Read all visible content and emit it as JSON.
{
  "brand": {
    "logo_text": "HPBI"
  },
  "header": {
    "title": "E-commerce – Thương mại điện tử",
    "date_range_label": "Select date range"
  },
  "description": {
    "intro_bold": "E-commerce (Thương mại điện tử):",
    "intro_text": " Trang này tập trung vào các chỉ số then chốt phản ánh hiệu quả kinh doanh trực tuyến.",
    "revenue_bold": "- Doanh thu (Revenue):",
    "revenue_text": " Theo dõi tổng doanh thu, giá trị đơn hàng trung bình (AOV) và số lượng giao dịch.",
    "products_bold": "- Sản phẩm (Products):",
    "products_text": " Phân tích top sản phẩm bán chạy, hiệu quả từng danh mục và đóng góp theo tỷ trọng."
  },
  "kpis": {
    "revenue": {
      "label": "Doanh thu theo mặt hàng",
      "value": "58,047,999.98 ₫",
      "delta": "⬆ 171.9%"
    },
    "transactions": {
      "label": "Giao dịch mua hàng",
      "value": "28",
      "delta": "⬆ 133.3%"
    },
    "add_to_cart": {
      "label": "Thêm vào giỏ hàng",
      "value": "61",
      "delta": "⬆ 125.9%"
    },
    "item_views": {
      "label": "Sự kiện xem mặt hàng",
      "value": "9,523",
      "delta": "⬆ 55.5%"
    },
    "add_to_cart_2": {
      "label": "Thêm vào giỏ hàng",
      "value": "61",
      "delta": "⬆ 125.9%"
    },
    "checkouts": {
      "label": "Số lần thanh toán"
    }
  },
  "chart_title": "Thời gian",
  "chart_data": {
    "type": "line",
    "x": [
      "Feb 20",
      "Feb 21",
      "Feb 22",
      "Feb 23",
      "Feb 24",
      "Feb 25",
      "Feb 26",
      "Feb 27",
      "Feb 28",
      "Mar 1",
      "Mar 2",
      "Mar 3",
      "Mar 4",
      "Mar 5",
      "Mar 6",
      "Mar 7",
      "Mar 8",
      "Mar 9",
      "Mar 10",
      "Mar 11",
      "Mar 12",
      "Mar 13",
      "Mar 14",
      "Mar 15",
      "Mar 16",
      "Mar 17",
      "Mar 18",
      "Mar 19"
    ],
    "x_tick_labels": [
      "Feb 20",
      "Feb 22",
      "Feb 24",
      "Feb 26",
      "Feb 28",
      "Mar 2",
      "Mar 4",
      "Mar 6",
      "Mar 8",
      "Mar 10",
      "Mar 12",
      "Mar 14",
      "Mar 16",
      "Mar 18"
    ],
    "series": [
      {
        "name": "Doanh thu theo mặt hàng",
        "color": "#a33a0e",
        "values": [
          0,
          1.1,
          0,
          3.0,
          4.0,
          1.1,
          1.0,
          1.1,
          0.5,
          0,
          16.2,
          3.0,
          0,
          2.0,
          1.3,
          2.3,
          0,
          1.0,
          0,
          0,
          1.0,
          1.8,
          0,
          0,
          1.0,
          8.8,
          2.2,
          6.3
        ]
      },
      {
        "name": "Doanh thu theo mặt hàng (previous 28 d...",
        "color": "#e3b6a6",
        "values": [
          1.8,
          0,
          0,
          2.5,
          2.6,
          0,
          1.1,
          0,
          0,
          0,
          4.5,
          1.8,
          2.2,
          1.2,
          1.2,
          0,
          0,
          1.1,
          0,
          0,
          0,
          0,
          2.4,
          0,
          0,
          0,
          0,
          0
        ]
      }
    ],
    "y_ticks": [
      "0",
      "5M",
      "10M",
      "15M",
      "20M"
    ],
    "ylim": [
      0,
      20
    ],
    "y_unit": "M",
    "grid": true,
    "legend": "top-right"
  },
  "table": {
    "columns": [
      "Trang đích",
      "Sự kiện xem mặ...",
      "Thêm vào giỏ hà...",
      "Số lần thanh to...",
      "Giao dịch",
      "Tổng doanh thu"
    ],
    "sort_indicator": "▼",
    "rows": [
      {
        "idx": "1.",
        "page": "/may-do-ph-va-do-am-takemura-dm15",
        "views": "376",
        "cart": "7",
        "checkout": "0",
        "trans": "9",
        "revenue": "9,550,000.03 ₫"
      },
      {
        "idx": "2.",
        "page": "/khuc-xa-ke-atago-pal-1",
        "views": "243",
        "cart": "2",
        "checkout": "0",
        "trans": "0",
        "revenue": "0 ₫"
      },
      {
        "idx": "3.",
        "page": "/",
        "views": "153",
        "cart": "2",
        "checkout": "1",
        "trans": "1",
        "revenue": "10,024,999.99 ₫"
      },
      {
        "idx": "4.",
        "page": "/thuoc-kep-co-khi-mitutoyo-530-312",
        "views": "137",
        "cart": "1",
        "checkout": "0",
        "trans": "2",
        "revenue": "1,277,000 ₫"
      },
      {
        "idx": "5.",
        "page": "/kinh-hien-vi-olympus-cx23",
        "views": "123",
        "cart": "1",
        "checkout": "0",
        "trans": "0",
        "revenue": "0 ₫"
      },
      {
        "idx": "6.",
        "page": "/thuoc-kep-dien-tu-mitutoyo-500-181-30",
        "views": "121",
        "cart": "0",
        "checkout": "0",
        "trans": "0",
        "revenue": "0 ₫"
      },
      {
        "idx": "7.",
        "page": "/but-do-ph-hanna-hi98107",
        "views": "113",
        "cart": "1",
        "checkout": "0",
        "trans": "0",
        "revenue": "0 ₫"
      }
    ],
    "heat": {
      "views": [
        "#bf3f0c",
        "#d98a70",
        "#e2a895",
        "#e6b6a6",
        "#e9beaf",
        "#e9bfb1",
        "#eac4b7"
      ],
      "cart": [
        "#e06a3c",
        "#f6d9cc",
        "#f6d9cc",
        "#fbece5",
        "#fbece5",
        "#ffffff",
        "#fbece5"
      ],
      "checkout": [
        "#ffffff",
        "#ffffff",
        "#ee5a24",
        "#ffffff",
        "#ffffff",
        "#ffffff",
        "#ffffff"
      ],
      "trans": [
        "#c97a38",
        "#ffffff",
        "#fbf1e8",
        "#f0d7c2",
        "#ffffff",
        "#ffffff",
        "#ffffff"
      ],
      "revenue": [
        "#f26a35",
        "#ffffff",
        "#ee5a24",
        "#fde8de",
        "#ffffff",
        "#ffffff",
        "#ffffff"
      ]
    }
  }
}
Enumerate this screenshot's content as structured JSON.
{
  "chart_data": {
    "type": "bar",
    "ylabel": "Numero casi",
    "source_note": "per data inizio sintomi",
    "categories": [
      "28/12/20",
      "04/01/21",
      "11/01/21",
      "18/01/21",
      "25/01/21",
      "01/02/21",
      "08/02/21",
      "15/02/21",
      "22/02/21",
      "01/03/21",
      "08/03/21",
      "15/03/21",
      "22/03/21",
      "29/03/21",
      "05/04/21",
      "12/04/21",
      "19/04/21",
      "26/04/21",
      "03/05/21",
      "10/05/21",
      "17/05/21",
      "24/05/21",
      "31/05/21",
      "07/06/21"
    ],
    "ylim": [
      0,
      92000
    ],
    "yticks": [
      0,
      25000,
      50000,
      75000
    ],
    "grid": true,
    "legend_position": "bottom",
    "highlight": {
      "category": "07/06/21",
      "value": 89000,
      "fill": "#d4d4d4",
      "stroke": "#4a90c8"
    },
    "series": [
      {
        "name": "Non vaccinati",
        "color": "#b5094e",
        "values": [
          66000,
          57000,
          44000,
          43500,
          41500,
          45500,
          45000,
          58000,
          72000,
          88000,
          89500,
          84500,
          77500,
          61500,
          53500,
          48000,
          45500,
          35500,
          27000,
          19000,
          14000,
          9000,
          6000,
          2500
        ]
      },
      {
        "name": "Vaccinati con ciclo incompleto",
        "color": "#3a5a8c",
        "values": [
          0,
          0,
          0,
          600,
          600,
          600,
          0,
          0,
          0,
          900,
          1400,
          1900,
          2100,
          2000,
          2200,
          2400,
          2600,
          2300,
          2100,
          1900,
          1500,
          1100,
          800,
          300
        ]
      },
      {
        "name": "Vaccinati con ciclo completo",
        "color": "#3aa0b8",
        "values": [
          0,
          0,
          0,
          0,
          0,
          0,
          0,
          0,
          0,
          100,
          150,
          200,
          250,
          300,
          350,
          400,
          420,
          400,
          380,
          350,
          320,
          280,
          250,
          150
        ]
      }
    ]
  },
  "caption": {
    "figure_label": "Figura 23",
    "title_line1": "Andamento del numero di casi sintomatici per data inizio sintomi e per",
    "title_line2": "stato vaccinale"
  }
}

########################################

• _Exercise requirements_
Using the listing above, show every line that includes the string "delta".

• _Response_
      "delta": "⬆ 171.9%"
      "delta": "⬆ 133.3%"
      "delta": "⬆ 125.9%"
      "delta": "⬆ 55.5%"
      "delta": "⬆ 125.9%"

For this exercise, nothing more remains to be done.